Литмир - Электронная Библиотека

У Гитлера пристанища не было. Он вернулся в Мюнхен, в опустевшие казармы своего 2-го баварского полка. В армии царила неразбериха, ее круто сокращали и реорганизовывали в профессиональный рейхсвер. Начальство оценило верность Гитлера «родной» части, разрешило жить в казарме – заодно будет кому прибрать, помыть полы. Участие в судьбе безработного ефрейтора принял капитан Эрнст Рем. Он служил в штабе командующего Баварским округом фон Эппа, а в офицерской среде вовсю обсуждались идеи – нельзя ли увильнуть от версальских условий? Сохранить некую «скрытую» армию? В рамках подобных проектов было решено устроить курсы «бильдунгсофициров» – «офицеров-воспитателей», что-то вроде пропагандистов (слово «офицер» в названии было условным, офицерских званий курсы не давали).

На эти курсы Рем направил и Гитлера. Окончив их, ефрейтор был прикомандирован к политическому отделу баварского рейхсвера. Но опять на птичьих правах. Штатных должностей для него не было, оплаты он не получал, только кормили по солдатской норме и сохраняли за ним койку в казарме. Да и функции самого политического отдела оставались неопределенными. Хотя политическая жизнь в Германии бурлила. Возникали многочисленные партии, о большинстве из которых никто не знал за пределами «своей» пивной. Тут были и националисты, и демократы, и сепаратисты. Ведь со времени объединения Германии прошло всего полвека, вот и шумели, не лучше ли снова разделиться?
········
## ЗАДАНИЯ
1: Ответьте на вопросы по тексту, пометив ответы так же, как вопросы.
(a) В казармы какого полка вернулся Гитлер в Мюнхене?
(b) В чьем штабе служил капитан Эрнст Рем?
(c) К какому отделу прикомандировали ефрейтора после окончания курсов?
2: Перескажите текст в двух предложениях.
3: Определите, согласуется ли с текстом каждое утверждение, и подтвердите ответ точной цитатой.
(a) Курсы «бильдунгсофициров» присваивали выпускникам офицерские звания.
(b) В политическом отделе Гитлер получал жалованье.
(c) Среди возникавших партий были и сепаратисты.

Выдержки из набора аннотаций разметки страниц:
········
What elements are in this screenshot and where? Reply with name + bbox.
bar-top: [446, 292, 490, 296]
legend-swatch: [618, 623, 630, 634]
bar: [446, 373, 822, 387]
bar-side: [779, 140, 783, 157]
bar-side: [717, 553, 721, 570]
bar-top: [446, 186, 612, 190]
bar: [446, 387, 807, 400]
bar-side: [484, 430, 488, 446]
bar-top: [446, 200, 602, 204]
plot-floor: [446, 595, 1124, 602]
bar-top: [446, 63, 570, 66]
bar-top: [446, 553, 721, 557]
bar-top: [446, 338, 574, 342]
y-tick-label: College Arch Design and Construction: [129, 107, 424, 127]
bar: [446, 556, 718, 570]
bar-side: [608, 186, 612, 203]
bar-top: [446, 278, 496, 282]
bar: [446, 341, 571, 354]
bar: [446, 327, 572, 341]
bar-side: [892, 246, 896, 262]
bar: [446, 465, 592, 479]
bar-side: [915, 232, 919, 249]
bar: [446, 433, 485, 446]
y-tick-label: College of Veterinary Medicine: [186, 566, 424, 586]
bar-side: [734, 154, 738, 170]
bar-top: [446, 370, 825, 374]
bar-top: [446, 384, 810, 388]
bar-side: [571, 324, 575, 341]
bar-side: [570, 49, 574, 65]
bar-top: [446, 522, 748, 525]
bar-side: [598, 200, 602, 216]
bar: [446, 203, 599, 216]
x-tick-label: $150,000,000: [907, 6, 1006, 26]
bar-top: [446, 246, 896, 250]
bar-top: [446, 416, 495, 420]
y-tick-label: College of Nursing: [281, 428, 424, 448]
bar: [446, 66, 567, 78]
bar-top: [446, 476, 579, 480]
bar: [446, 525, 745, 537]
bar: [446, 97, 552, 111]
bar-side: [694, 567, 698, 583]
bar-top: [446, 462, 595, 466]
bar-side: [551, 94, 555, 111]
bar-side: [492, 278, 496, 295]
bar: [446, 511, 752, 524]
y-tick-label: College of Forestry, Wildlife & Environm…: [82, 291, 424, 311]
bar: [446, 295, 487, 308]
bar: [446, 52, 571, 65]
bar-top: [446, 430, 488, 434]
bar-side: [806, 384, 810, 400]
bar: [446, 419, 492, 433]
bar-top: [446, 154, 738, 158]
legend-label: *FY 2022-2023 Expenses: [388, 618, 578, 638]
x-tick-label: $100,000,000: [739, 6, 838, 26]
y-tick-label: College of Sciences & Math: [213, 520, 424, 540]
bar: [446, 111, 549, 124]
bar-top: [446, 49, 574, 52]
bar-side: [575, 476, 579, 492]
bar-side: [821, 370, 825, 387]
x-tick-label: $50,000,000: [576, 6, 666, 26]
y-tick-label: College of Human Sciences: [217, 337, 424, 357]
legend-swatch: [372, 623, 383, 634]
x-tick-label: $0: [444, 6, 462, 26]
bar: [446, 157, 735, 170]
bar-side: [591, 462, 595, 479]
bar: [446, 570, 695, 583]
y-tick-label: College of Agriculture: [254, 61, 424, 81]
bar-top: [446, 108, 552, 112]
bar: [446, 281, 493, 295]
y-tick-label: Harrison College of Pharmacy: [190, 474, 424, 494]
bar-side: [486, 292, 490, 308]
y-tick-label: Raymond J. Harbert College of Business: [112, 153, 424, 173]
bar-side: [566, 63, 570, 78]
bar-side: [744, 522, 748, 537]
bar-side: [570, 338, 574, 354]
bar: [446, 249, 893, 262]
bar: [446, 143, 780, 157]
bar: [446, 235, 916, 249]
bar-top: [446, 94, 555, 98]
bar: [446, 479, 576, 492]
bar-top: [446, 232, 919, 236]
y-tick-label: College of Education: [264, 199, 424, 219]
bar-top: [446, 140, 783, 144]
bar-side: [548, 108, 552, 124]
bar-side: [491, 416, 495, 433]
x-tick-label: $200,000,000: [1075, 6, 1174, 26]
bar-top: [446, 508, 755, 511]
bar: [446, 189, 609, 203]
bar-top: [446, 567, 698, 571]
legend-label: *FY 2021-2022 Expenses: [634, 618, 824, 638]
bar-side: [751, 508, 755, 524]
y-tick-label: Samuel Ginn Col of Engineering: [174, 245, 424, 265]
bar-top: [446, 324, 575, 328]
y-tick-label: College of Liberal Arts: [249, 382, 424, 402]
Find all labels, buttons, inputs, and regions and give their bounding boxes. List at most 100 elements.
········
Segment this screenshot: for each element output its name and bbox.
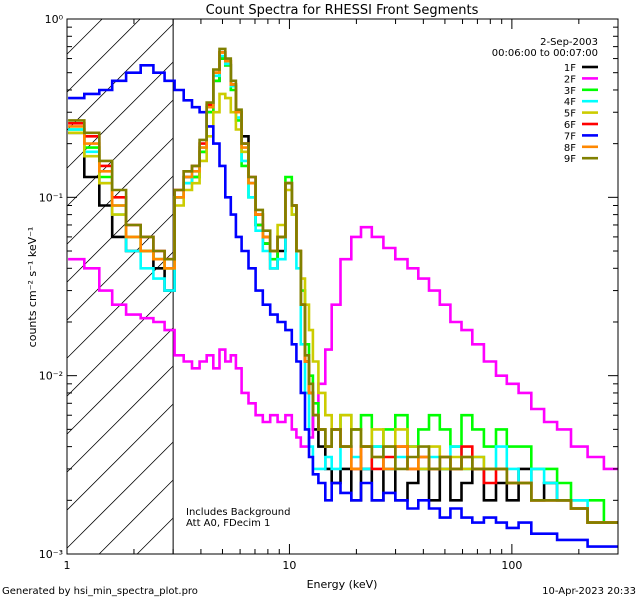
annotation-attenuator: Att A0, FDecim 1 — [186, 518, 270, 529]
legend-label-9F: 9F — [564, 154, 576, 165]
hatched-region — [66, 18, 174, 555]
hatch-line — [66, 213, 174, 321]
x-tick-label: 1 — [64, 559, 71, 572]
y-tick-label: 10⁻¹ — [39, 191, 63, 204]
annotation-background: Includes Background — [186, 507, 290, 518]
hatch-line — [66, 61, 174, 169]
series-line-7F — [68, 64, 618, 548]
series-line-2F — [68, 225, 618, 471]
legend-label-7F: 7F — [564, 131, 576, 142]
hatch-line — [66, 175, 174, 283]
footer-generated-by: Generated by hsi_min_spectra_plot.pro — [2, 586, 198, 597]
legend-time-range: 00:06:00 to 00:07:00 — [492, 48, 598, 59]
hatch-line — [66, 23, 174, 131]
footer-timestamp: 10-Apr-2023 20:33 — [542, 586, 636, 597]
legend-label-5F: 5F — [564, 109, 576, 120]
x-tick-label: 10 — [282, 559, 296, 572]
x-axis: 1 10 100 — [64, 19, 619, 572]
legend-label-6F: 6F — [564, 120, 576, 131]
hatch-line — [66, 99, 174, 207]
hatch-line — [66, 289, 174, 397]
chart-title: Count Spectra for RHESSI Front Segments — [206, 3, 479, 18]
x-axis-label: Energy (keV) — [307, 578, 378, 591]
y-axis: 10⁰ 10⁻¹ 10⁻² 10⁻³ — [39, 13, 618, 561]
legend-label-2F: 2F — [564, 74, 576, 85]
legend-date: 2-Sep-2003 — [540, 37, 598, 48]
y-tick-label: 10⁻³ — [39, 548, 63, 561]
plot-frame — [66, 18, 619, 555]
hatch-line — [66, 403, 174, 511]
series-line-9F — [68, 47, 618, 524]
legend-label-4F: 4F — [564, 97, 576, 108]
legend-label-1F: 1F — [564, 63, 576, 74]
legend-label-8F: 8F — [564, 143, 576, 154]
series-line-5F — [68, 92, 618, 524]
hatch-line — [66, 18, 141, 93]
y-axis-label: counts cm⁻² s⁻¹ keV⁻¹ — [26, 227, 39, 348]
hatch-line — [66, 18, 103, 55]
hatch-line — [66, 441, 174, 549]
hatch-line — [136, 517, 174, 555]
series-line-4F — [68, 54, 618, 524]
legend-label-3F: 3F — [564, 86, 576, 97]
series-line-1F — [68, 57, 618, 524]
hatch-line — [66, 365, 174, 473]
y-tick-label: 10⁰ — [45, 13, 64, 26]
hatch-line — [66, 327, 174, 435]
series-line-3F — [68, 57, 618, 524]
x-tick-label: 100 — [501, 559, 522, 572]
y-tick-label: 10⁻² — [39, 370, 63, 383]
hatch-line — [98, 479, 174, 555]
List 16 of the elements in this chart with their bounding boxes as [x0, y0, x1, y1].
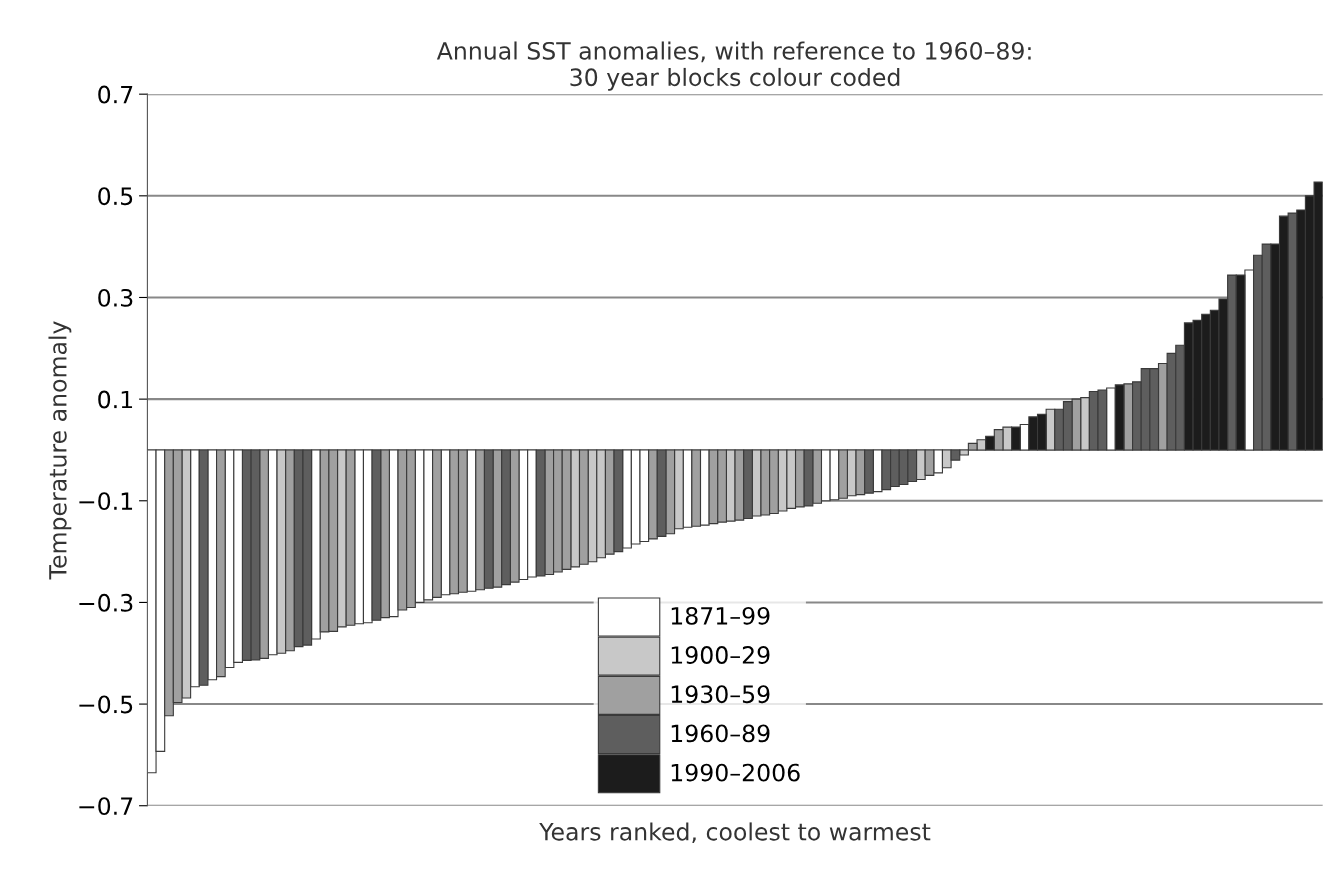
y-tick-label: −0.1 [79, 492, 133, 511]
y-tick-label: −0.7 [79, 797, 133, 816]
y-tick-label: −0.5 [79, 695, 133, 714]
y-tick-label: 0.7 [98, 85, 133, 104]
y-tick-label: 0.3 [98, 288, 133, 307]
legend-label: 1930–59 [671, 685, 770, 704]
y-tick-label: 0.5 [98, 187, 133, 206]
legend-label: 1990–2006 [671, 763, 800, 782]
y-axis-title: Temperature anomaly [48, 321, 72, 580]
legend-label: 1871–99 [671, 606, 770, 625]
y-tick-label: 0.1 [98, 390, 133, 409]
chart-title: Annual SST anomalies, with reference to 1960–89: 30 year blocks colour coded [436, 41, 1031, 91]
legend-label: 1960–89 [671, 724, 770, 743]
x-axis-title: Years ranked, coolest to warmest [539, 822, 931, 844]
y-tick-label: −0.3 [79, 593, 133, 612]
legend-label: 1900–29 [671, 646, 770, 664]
········
## ОТВЕТЫ ПО ЗАДАНИЯМ
1:
(a) В казармы 2-го баварского полка.
(b) В штабе командующего Баварским округом фон Эппа.
(c) К политическому отделу баварского рейхсвера.

2: Вернувшись в Мюнхен, Гитлер получил разрешение жить в казарме 2-го баварского полка, а капитан Эрнст Рем направил его на курсы «офицеров-воспитателей». После курсов Гитлера прикомандировали к политическому отделу баварского рейхсвера без штатной должности и оплаты, хотя политическая жизнь в Германии в то время бурлила.

3:
(a) Нет: «офицерских званий курсы не давали».
(b) Нет: «оплаты он не получал».
(c) Да: «Тут были и националисты, и демократы, и сепаратисты».